━━━ Supplied data ━━━

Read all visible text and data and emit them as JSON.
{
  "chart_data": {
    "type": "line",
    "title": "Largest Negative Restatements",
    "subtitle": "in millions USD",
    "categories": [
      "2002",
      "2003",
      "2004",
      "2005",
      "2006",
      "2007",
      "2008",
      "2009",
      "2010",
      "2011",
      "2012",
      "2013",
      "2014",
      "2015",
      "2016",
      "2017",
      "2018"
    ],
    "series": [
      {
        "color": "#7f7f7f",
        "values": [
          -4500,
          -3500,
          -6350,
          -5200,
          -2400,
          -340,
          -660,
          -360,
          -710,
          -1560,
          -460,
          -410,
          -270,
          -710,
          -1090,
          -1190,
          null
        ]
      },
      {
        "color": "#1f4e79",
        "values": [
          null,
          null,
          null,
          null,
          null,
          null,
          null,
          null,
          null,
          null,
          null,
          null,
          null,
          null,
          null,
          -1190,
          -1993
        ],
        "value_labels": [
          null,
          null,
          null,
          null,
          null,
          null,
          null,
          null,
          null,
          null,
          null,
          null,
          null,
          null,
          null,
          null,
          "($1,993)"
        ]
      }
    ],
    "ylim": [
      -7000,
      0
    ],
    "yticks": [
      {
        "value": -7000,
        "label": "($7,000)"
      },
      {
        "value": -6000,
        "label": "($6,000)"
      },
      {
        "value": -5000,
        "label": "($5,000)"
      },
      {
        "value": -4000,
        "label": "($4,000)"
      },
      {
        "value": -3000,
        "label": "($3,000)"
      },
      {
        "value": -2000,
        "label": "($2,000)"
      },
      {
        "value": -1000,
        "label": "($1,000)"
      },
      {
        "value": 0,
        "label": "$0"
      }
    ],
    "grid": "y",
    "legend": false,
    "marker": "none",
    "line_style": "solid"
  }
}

━━━

◆ Work required
Return every line exactly.

◆ Output for this exercise
Read all visible text and data and emit them as JSON.
{
  "chart_data": {
    "type": "line",
    "title": "Largest Negative Restatements",
    "subtitle": "in millions USD",
    "categories": [
      "2002",
      "2003",
      "2004",
      "2005",
      "2006",
      "2007",
      "2008",
      "2009",
      "2010",
      "2011",
      "2012",
      "2013",
      "2014",
      "2015",
      "2016",
      "2017",
      "2018"
    ],
    "series": [
      {
        "color": "#7f7f7f",
        "values": [
          -4500,
          -3500,
          -6350,
          -5200,
          -2400,
          -340,
          -660,
          -360,
          -710,
          -1560,
          -460,
          -410,
          -270,
          -710,
          -1090,
          -1190,
          null
        ]
      },
      {
        "color": "#1f4e79",
        "values": [
          null,
          null,
          null,
          null,
          null,
          null,
          null,
          null,
          null,
          null,
          null,
          null,
          null,
          null,
          null,
          -1190,
          -1993
        ],
        "value_labels": [
          null,
          null,
          null,
          null,
          null,
          null,
          null,
          null,
          null,
          null,
          null,
          null,
          null,
          null,
          null,
          null,
          "($1,993)"
        ]
      }
    ],
    "ylim": [
      -7000,
      0
    ],
    "yticks": [
      {
        "value": -7000,
        "label": "($7,000)"
      },
      {
        "value": -6000,
        "label": "($6,000)"
      },
      {
        "value": -5000,
        "label": "($5,000)"
      },
      {
        "value": -4000,
        "label": "($4,000)"
      },
      {
        "value": -3000,
        "label": "($3,000)"
      },
      {
        "value": -2000,
        "label": "($2,000)"
      },
      {
        "value": -1000,
        "label": "($1,000)"
      },
      {
        "value": 0,
        "label": "$0"
      }
    ],
    "grid": "y",
    "legend": false,
    "marker": "none",
    "line_style": "solid"
  }
}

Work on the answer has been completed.